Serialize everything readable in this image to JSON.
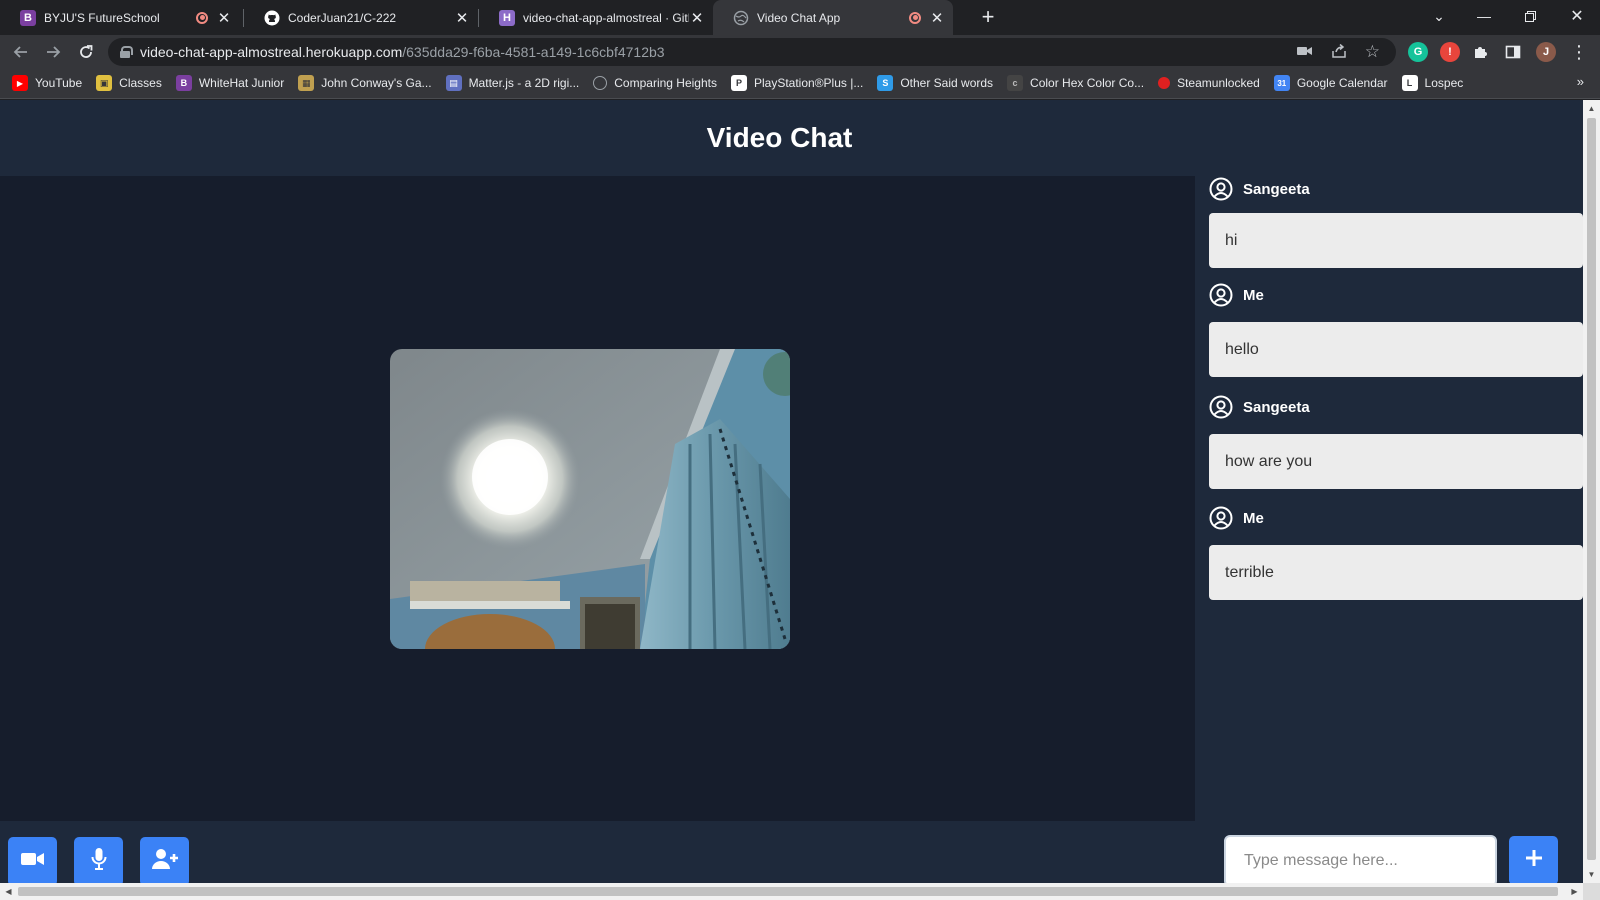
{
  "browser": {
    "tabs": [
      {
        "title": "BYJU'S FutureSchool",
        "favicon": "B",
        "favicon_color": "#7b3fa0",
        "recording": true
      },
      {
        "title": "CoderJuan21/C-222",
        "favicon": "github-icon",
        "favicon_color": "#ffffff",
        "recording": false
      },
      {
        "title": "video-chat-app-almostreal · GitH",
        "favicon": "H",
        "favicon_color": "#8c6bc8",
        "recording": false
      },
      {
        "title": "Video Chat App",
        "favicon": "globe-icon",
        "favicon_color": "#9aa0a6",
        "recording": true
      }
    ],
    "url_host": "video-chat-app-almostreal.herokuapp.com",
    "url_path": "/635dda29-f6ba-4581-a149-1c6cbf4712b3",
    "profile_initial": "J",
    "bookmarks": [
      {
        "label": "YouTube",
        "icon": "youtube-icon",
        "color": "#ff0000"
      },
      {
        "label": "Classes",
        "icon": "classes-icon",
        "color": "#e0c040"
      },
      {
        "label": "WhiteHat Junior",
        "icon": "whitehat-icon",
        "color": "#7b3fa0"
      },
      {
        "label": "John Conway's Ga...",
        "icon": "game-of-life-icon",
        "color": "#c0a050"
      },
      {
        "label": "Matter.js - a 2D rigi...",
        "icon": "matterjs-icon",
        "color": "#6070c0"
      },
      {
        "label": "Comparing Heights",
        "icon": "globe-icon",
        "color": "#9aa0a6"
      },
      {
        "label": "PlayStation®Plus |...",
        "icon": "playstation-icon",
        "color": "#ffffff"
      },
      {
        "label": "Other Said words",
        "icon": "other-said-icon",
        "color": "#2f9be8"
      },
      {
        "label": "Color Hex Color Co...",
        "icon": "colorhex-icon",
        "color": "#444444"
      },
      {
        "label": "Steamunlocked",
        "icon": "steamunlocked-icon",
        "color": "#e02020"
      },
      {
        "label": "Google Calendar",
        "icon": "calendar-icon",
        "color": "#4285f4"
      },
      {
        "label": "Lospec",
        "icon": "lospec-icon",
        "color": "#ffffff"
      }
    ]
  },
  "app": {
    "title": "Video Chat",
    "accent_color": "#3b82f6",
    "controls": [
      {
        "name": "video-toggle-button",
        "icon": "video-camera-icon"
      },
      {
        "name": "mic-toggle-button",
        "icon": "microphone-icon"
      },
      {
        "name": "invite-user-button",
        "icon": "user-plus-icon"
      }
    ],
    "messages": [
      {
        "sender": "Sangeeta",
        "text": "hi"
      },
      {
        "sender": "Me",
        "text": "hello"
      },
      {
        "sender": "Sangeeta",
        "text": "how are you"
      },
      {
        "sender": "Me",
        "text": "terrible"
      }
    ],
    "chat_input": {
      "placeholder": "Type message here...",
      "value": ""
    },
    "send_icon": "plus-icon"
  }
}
--
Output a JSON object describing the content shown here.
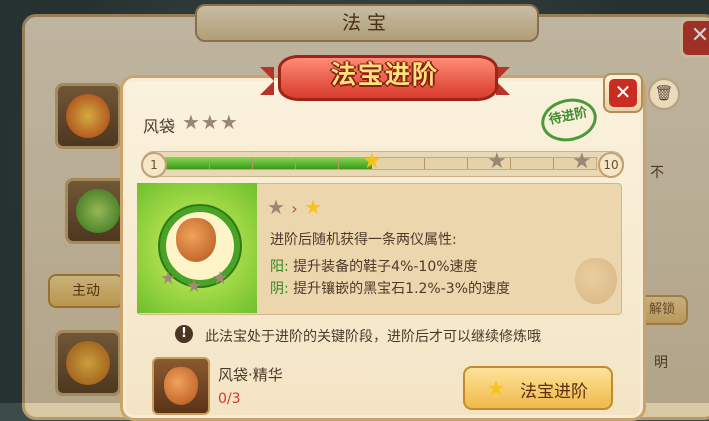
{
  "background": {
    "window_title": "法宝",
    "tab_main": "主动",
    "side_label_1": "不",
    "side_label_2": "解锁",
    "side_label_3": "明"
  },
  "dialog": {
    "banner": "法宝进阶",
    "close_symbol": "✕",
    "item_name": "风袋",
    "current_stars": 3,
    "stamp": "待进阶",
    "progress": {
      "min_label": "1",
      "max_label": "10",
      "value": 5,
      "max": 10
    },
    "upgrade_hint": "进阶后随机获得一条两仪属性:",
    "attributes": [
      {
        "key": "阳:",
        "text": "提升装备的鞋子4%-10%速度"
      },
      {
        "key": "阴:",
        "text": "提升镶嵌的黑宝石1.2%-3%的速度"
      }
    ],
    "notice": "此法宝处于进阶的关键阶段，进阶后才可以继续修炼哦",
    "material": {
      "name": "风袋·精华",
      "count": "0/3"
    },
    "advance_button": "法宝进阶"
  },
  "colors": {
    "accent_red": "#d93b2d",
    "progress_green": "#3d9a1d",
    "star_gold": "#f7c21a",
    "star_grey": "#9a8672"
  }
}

### Work instructions
Only the number is required: the count of lines containing the word "text".

### Result for this exercise
6